**Written problem**:
In the data below, find every line with the string "family" and pull it out.

::::::

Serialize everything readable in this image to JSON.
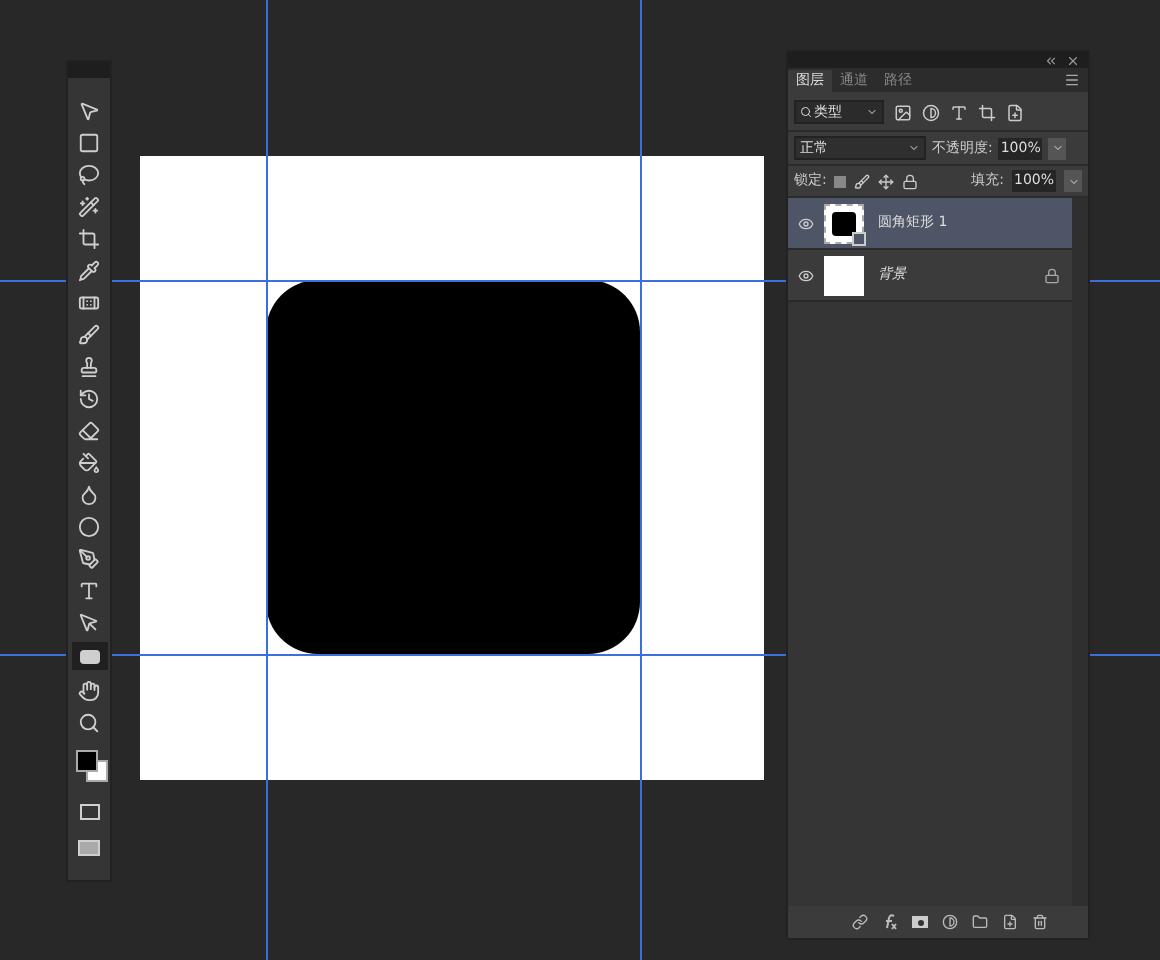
{
  "layers_panel": {
    "tabs": [
      {
        "label": "图层",
        "selected": true
      },
      {
        "label": "通道",
        "selected": false
      },
      {
        "label": "路径",
        "selected": false
      }
    ],
    "filter": {
      "value": "类型"
    },
    "blend_mode": {
      "value": "正常"
    },
    "opacity": {
      "label": "不透明度:",
      "value": "100%"
    },
    "lock": {
      "label": "锁定:"
    },
    "fill": {
      "label": "填充:",
      "value": "100%"
    },
    "layers": [
      {
        "name": "圆角矩形 1",
        "kind": "shape",
        "visible": true,
        "selected": true,
        "locked": false
      },
      {
        "name": "背景",
        "kind": "background",
        "visible": true,
        "selected": false,
        "locked": true
      }
    ]
  }
}
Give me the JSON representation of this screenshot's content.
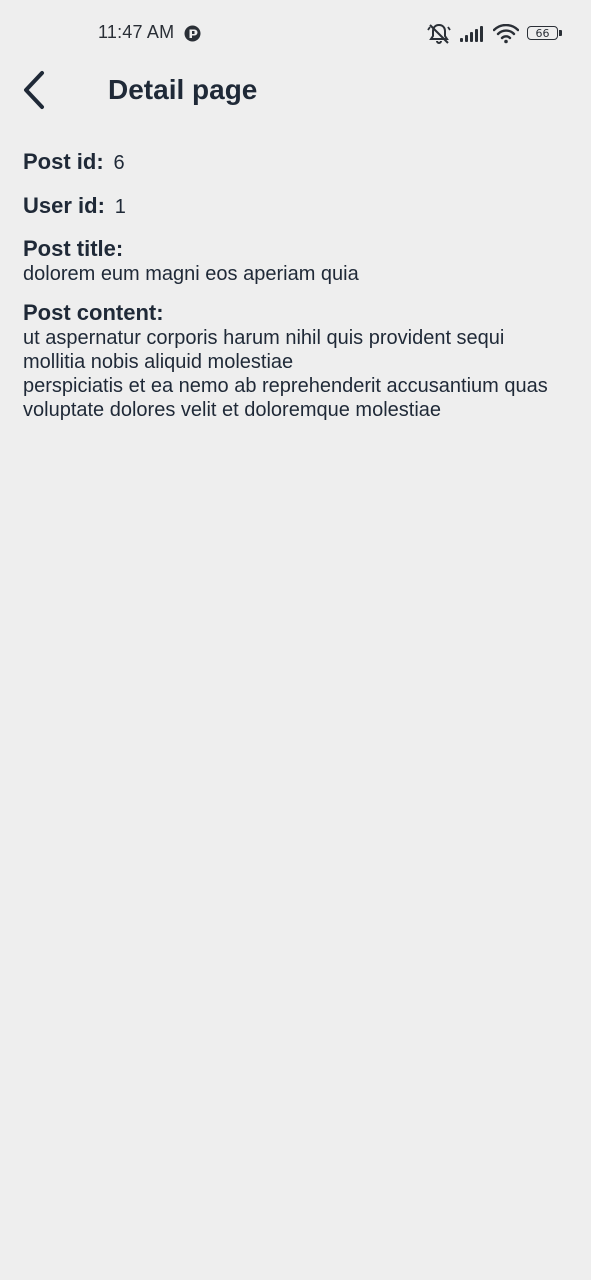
{
  "status_bar": {
    "time": "11:47 AM",
    "battery_level": "66",
    "icons": [
      "app-notification-icon",
      "mute-bell-icon",
      "signal-icon",
      "wifi-icon",
      "battery-icon"
    ]
  },
  "app_bar": {
    "title": "Detail page",
    "back_icon": "chevron-left-icon"
  },
  "post": {
    "post_id_label": "Post id:",
    "post_id": "6",
    "user_id_label": "User id:",
    "user_id": "1",
    "title_label": "Post title:",
    "title": "dolorem eum magni eos aperiam quia",
    "content_label": "Post content:",
    "content": "ut aspernatur corporis harum nihil quis provident sequi\nmollitia nobis aliquid molestiae\nperspiciatis et ea nemo ab reprehenderit accusantium quas\nvoluptate dolores velit et doloremque molestiae"
  },
  "colors": {
    "background": "#eeeeee",
    "text": "#1f2937"
  }
}
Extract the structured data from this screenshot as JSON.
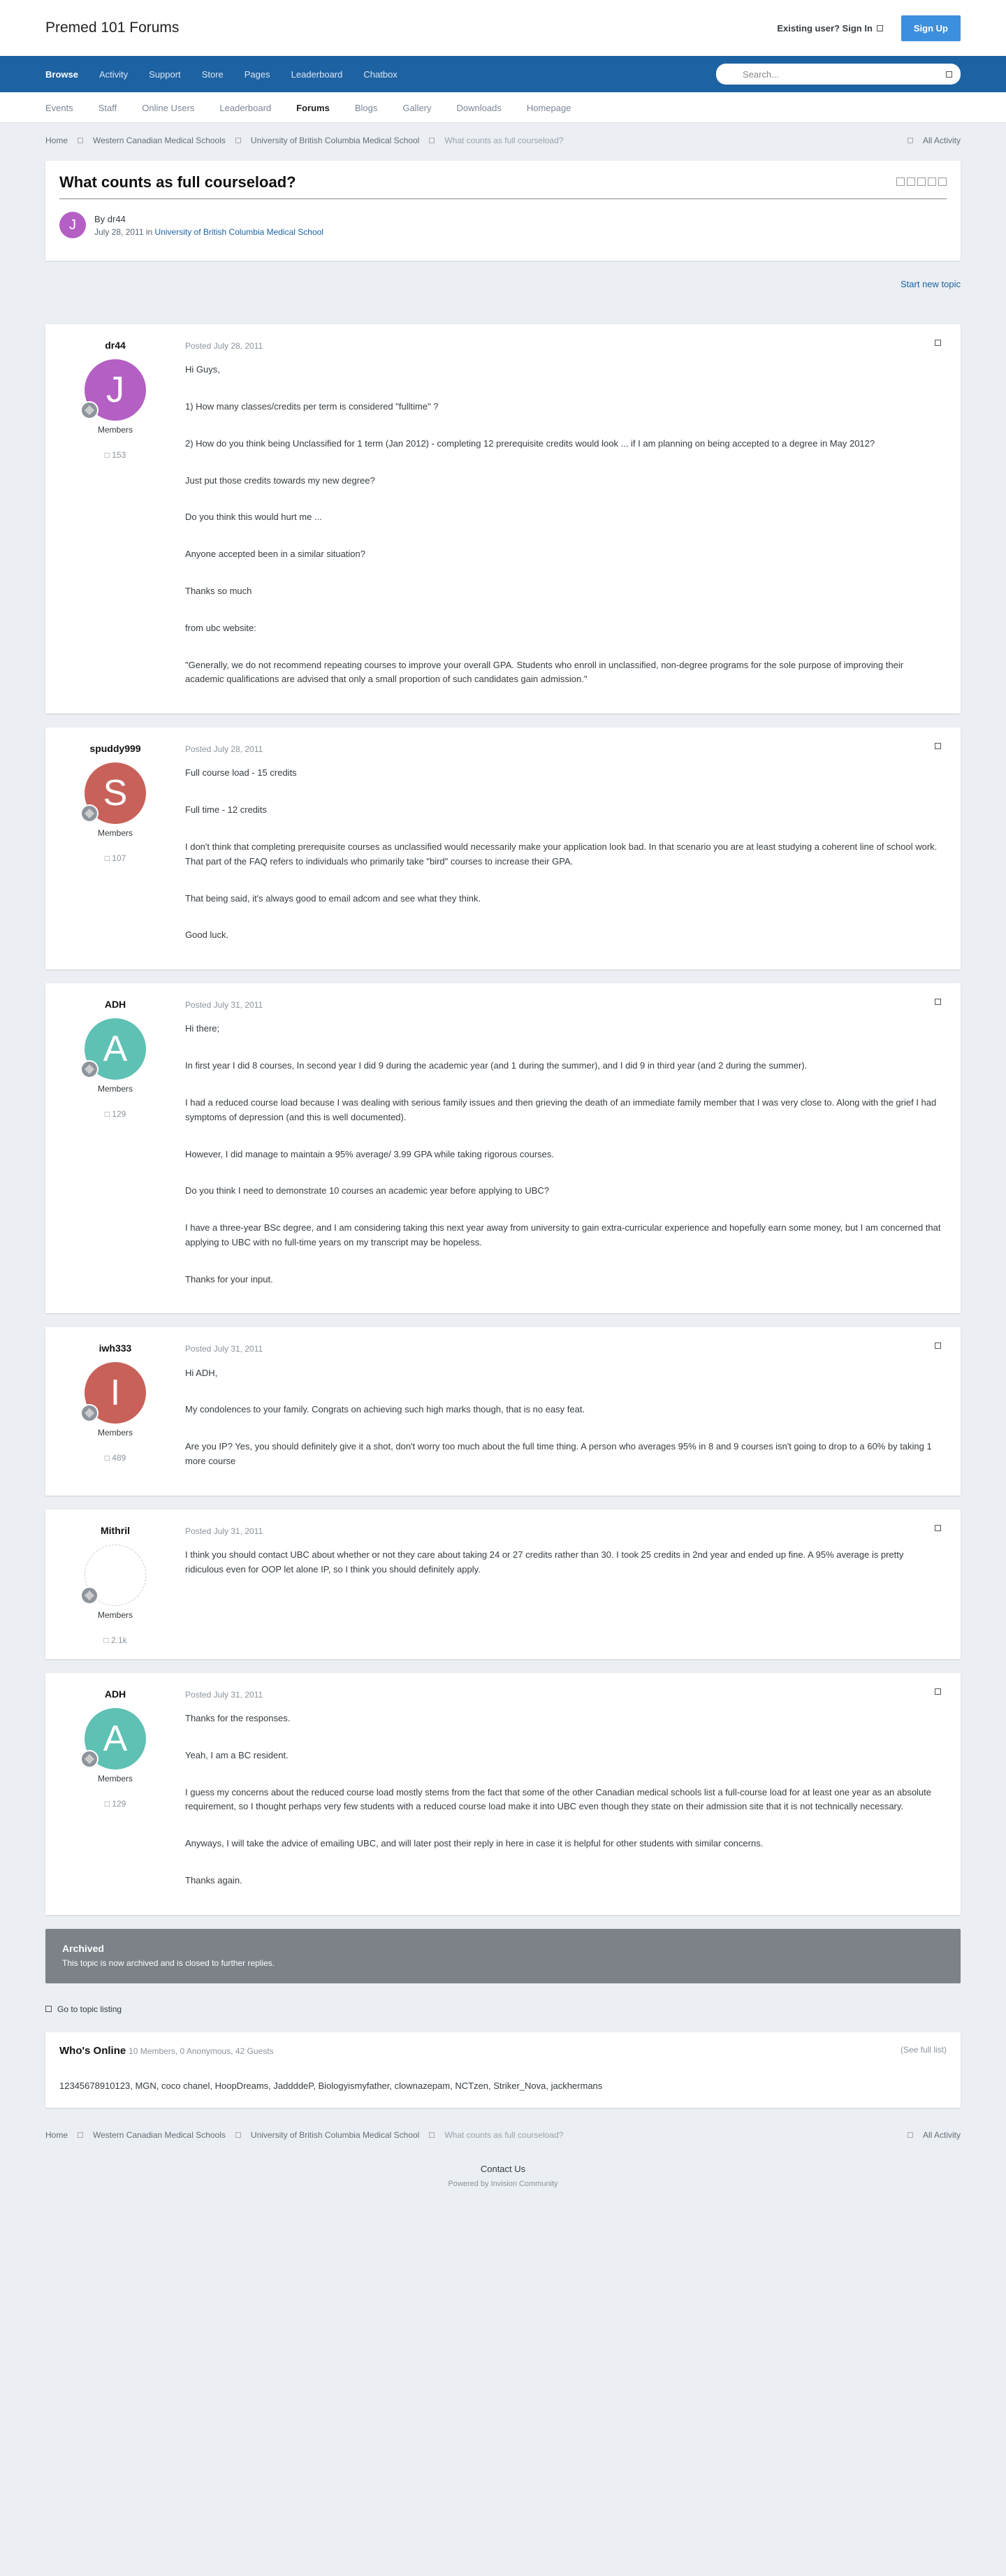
{
  "header": {
    "brand": "Premed 101 Forums",
    "signin": "Existing user? Sign In",
    "signup": "Sign Up"
  },
  "nav": {
    "items": [
      "Browse",
      "Activity",
      "Support",
      "Store",
      "Pages",
      "Leaderboard",
      "Chatbox"
    ],
    "search_placeholder": "Search..."
  },
  "subnav": {
    "items": [
      "Events",
      "Staff",
      "Online Users",
      "Leaderboard",
      "Forums",
      "Blogs",
      "Gallery",
      "Downloads",
      "Homepage"
    ]
  },
  "breadcrumb": {
    "items": [
      "Home",
      "Western Canadian Medical Schools",
      "University of British Columbia Medical School",
      "What counts as full courseload?"
    ],
    "all_activity": "All Activity"
  },
  "topic": {
    "title": "What counts as full courseload?",
    "by": "By",
    "author": "dr44",
    "date": "July 28, 2011",
    "in": "in",
    "forum": "University of British Columbia Medical School",
    "initial": "J"
  },
  "start_new_topic": "Start new topic",
  "posts": [
    {
      "author": "dr44",
      "initial": "J",
      "color": "#b45fc4",
      "group": "Members",
      "count": "153",
      "date": "Posted July 28, 2011",
      "lines": [
        "Hi Guys,",
        "1) How many classes/credits per term is considered \"fulltime\" ?",
        "2) How do you think being Unclassified for 1 term (Jan 2012) - completing 12 prerequisite credits would look ... if I am planning on being accepted to a degree in May 2012?",
        "Just put those credits towards my new degree?",
        "Do you think this would hurt me ...",
        "Anyone accepted been in a similar situation?",
        "Thanks so much",
        "from ubc website:",
        "\"Generally, we do not recommend repeating courses to improve your overall GPA. Students who enroll in unclassified, non-degree programs for the sole purpose of improving their academic qualifications are advised that only a small proportion of such candidates gain admission.\""
      ]
    },
    {
      "author": "spuddy999",
      "initial": "S",
      "color": "#c8615a",
      "group": "Members",
      "count": "107",
      "date": "Posted July 28, 2011",
      "lines": [
        "Full course load - 15 credits",
        "Full time - 12 credits",
        "I don't think that completing prerequisite courses as unclassified would necessarily make your application look bad. In that scenario you are at least studying a coherent line of school work. That part of the FAQ refers to individuals who primarily take \"bird\" courses to increase their GPA.",
        "That being said, it's always good to email adcom and see what they think.",
        "Good luck."
      ]
    },
    {
      "author": "ADH",
      "initial": "A",
      "color": "#5ec1b3",
      "group": "Members",
      "count": "129",
      "date": "Posted July 31, 2011",
      "lines": [
        "Hi there;",
        "In first year I did 8 courses, In second year I did 9 during the academic year (and 1 during the summer), and I did 9 in third year (and 2 during the summer).",
        "I had a reduced course load because I was dealing with serious family issues and then grieving the death of an immediate family member that I was very close to. Along with the grief I had symptoms of depression (and this is well documented).",
        "However, I did manage to maintain a 95% average/ 3.99 GPA while taking rigorous courses.",
        "Do you think I need to demonstrate 10 courses an academic year before applying to UBC?",
        "I have a three-year BSc degree, and I am considering taking this next year away from university to gain extra-curricular experience and hopefully earn some money, but I am concerned that applying to UBC with no full-time years on my transcript may be hopeless.",
        "Thanks for your input."
      ]
    },
    {
      "author": "iwh333",
      "initial": "I",
      "color": "#c8615a",
      "group": "Members",
      "count": "489",
      "date": "Posted July 31, 2011",
      "lines": [
        "Hi ADH,",
        "My condolences to your family. Congrats on achieving such high marks though, that is no easy feat.",
        "Are you IP? Yes, you should definitely give it a shot, don't worry too much about the full time thing. A person who averages 95% in 8 and 9 courses isn't going to drop to a 60% by taking 1 more course"
      ]
    },
    {
      "author": "Mithril",
      "initial": "",
      "color": "#ffffff",
      "group": "Members",
      "count": "2.1k",
      "date": "Posted July 31, 2011",
      "lines": [
        "I think you should contact UBC about whether or not they care about taking 24 or 27 credits rather than 30. I took 25 credits in 2nd year and ended up fine. A 95% average is pretty ridiculous even for OOP let alone IP, so I think you should definitely apply."
      ]
    },
    {
      "author": "ADH",
      "initial": "A",
      "color": "#5ec1b3",
      "group": "Members",
      "count": "129",
      "date": "Posted July 31, 2011",
      "lines": [
        "Thanks for the responses.",
        "Yeah, I am a BC resident.",
        "I guess my concerns about the reduced course load mostly stems from the fact that some of the other Canadian medical schools list a full-course load for at least one year as an absolute requirement, so I thought perhaps very few students with a reduced course load make it into UBC even though they state on their admission site that it is not technically necessary.",
        "Anyways, I will take the advice of emailing UBC, and will later post their reply in here in case it is helpful for other students with similar concerns.",
        "Thanks again."
      ]
    }
  ],
  "archived": {
    "title": "Archived",
    "text": "This topic is now archived and is closed to further replies."
  },
  "goto": "Go to topic listing",
  "online": {
    "title": "Who's Online",
    "members": "10 Members",
    "guests": ", 0 Anonymous, 42 Guests",
    "see_full": "(See full list)",
    "names": "12345678910123, MGN, coco chanel, HoopDreams, JaddddeP, Biologyismyfather, clownazepam, NCTzen, Striker_Nova, jackhermans"
  },
  "footer": {
    "contact": "Contact Us",
    "powered": "Powered by Invision Community"
  }
}
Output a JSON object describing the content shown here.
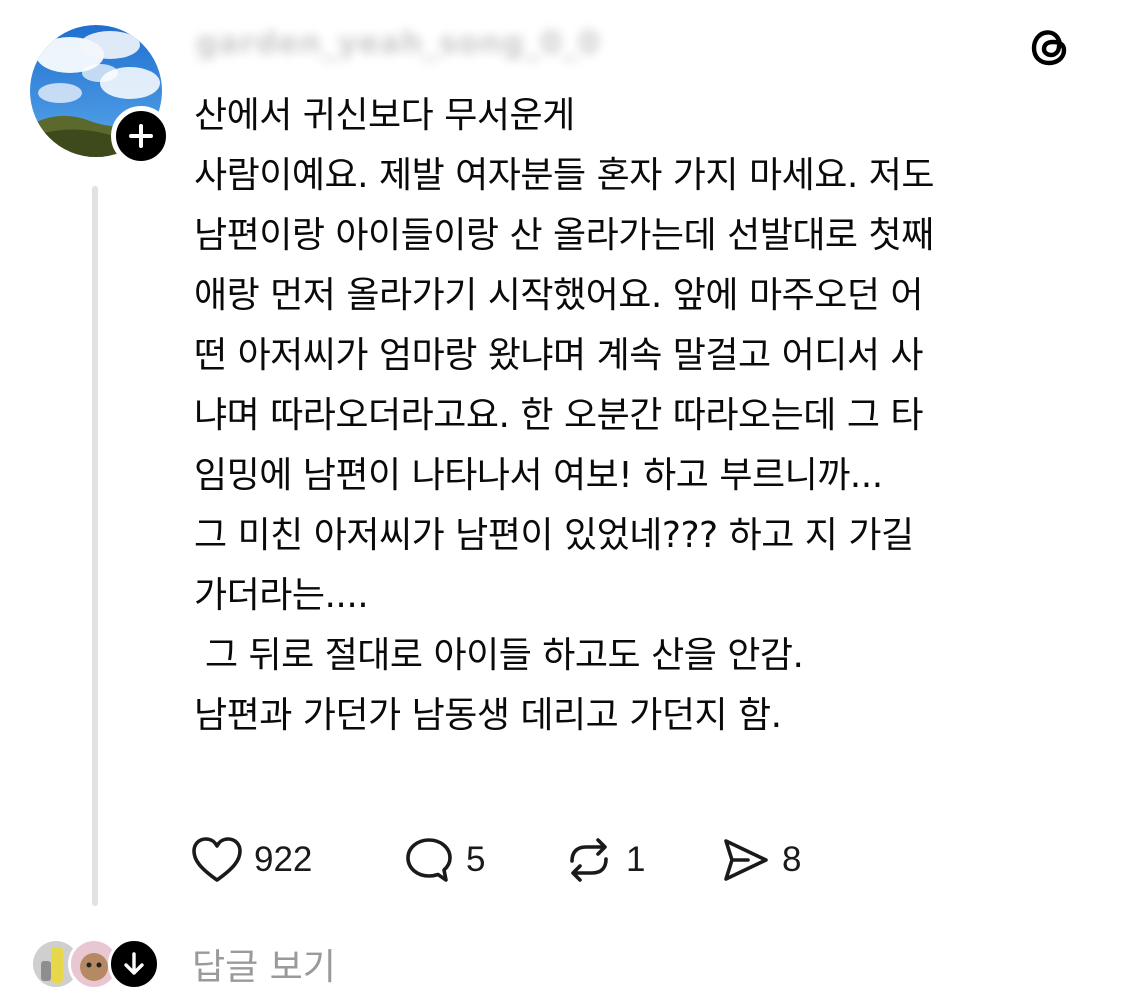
{
  "post": {
    "author_hidden": "garden_yeah_song_0_0",
    "lines": [
      "산에서 귀신보다 무서운게",
      "사람이예요. 제발 여자분들 혼자 가지 마세요. 저도",
      "남편이랑 아이들이랑 산 올라가는데 선발대로 첫째",
      "애랑 먼저 올라가기 시작했어요. 앞에 마주오던 어",
      "떤 아저씨가 엄마랑 왔냐며 계속 말걸고 어디서 사",
      "냐며 따라오더라고요. 한 오분간 따라오는데 그 타",
      "임밍에 남편이 나타나서 여보! 하고 부르니까...",
      "그 미친 아저씨가 남편이 있었네??? 하고 지 가길",
      "가더라는....",
      " 그 뒤로 절대로 아이들 하고도 산을 안감.",
      "남편과 가던가 남동생 데리고 가던지 함."
    ]
  },
  "actions": {
    "likes": "922",
    "replies": "5",
    "reposts": "1",
    "shares": "8"
  },
  "footer": {
    "view_replies_label": "답글 보기"
  },
  "icons": {
    "app_logo": "threads-icon",
    "follow": "plus-icon",
    "like": "heart-icon",
    "reply": "speech-bubble-icon",
    "repost": "repost-icon",
    "share": "send-icon",
    "expand": "arrow-down-icon"
  },
  "colors": {
    "text": "#0a0a0a",
    "muted": "#9a9a9a",
    "thread_line": "#e2e2e2",
    "icon": "#1a1a1a"
  }
}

::::::

**Solution for this task**:
        "I had a reduced course load because I was dealing with serious family issues and then grieving the death of an immediate family member that I was very close to. Along with the grief I had symptoms of depression (and this is well documented).",
        "My condolences to your family. Congrats on achieving such high marks though, that is no easy feat.",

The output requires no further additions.